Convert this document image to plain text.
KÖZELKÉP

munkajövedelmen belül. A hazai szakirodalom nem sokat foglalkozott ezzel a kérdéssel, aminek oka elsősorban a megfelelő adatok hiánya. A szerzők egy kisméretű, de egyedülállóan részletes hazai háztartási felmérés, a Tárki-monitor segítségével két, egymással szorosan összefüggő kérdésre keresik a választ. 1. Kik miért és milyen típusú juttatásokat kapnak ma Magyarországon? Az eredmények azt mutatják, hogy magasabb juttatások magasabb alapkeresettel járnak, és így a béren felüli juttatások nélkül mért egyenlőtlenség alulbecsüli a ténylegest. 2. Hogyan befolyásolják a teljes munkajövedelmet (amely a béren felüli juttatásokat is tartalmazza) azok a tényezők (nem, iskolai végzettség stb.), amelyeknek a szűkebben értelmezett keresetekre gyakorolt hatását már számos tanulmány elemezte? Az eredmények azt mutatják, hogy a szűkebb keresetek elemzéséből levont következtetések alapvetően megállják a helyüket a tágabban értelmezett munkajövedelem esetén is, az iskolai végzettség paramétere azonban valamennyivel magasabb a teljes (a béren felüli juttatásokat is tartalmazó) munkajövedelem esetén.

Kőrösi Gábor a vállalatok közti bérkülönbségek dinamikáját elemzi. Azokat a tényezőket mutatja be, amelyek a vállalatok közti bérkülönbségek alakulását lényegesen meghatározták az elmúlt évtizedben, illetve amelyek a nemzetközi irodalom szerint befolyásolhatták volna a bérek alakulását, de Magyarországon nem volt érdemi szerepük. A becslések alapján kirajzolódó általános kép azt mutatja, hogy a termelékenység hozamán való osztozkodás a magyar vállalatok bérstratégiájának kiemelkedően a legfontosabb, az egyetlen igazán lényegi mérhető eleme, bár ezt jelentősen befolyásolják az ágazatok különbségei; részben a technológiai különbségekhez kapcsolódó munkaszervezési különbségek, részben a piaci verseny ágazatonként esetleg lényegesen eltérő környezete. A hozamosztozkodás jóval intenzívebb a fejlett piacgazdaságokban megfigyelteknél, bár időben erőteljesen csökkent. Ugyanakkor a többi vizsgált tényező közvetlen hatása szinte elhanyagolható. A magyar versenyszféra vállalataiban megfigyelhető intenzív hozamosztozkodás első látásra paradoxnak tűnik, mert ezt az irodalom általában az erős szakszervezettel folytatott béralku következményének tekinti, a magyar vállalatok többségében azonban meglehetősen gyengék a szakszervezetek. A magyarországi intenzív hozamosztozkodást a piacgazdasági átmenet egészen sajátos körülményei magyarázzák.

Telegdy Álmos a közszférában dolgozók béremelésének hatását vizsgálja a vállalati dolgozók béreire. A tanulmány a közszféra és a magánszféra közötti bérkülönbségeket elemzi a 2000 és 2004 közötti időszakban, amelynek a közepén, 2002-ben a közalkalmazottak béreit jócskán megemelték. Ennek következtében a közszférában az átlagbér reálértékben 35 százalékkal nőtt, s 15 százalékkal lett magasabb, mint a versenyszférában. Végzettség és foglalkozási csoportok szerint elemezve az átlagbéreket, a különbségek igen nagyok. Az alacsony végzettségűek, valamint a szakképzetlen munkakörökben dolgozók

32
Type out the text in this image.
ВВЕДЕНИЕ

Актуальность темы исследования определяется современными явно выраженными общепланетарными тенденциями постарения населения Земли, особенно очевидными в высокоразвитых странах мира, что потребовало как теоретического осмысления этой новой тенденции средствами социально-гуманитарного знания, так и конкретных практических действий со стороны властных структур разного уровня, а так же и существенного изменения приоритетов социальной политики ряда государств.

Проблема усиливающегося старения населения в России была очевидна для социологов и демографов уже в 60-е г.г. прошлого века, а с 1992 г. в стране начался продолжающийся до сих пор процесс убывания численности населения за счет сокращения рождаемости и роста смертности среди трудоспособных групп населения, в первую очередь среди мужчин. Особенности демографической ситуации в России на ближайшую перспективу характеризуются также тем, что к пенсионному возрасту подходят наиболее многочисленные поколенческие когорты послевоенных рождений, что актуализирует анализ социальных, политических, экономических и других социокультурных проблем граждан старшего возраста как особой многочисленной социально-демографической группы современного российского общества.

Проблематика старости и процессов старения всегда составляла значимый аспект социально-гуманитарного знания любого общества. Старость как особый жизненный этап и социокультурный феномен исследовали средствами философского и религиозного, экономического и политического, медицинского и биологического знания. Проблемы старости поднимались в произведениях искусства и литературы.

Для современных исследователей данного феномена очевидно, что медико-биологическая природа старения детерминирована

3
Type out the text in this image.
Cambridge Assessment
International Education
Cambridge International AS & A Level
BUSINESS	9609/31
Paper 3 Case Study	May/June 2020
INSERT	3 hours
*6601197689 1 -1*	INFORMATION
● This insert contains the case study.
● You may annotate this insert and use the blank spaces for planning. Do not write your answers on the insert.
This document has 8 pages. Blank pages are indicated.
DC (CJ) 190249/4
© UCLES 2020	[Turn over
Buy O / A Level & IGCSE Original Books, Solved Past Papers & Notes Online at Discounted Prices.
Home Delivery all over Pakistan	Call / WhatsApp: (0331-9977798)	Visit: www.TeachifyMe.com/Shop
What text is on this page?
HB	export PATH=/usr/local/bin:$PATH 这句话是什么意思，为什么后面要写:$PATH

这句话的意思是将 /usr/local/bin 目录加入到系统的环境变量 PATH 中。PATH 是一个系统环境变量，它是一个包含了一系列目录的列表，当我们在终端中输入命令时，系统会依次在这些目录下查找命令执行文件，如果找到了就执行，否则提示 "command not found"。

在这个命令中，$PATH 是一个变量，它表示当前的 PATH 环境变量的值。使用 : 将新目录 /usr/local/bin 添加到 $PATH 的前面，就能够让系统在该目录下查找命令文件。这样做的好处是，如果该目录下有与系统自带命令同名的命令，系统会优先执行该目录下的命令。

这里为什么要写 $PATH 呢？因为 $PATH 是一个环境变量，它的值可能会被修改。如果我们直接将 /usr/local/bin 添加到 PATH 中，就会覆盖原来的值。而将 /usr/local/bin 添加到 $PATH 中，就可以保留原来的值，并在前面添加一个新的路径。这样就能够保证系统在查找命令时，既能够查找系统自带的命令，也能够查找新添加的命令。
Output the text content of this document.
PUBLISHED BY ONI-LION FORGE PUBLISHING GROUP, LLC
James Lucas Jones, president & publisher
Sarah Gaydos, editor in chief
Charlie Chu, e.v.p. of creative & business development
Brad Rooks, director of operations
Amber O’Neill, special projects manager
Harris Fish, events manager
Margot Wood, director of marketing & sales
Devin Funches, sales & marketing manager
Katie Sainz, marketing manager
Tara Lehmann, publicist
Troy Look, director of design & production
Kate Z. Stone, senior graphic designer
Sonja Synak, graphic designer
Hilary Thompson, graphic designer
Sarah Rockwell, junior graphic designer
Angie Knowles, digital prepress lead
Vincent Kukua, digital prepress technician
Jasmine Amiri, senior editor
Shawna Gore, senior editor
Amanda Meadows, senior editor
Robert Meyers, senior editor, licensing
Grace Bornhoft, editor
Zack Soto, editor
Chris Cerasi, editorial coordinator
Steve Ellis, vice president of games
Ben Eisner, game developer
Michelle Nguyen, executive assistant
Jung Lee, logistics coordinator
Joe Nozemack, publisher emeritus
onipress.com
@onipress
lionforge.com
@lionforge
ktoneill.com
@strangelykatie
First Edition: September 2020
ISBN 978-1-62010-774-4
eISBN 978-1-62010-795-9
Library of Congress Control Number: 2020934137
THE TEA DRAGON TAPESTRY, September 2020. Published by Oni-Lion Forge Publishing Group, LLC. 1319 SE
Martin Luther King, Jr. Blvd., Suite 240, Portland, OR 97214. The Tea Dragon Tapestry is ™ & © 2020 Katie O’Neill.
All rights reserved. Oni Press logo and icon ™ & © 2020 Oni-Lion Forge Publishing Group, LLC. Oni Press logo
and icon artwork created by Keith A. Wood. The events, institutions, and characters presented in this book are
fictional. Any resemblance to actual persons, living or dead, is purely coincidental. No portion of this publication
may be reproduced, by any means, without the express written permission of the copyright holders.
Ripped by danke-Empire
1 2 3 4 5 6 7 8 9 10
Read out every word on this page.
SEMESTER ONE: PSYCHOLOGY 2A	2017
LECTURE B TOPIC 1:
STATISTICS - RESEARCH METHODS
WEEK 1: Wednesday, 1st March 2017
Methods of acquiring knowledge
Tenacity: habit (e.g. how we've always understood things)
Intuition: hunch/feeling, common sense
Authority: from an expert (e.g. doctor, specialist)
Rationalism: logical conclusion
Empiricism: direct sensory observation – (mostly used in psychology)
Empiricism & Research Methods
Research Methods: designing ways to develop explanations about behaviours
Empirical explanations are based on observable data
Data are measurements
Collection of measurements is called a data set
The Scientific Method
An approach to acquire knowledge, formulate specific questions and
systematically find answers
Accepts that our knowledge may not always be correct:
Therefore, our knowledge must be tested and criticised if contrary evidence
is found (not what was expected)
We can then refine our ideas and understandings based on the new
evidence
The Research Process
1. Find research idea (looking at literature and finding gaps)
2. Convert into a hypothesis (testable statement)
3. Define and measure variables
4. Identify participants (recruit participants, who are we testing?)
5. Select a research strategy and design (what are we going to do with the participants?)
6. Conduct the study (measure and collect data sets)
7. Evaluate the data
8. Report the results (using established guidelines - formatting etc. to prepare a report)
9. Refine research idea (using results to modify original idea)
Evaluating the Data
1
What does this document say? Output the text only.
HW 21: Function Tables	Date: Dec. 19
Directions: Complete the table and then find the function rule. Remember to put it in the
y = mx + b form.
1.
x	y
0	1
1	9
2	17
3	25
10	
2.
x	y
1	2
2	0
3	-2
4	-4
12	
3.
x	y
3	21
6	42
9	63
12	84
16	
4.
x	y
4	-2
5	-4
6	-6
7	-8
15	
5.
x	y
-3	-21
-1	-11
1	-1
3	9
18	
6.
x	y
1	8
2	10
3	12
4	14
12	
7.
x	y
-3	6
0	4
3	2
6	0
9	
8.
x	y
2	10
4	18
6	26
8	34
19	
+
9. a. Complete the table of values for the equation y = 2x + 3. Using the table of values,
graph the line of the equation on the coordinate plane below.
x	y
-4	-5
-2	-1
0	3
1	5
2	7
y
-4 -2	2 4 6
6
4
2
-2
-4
^^^^^^^^^^^^^^^^
# Requirement
Copy each line of the preceding data that contains the string "Convert".

# Result for this exercise
Convert this document image to plain text.
2. Convert into a hypothesis (testable statement)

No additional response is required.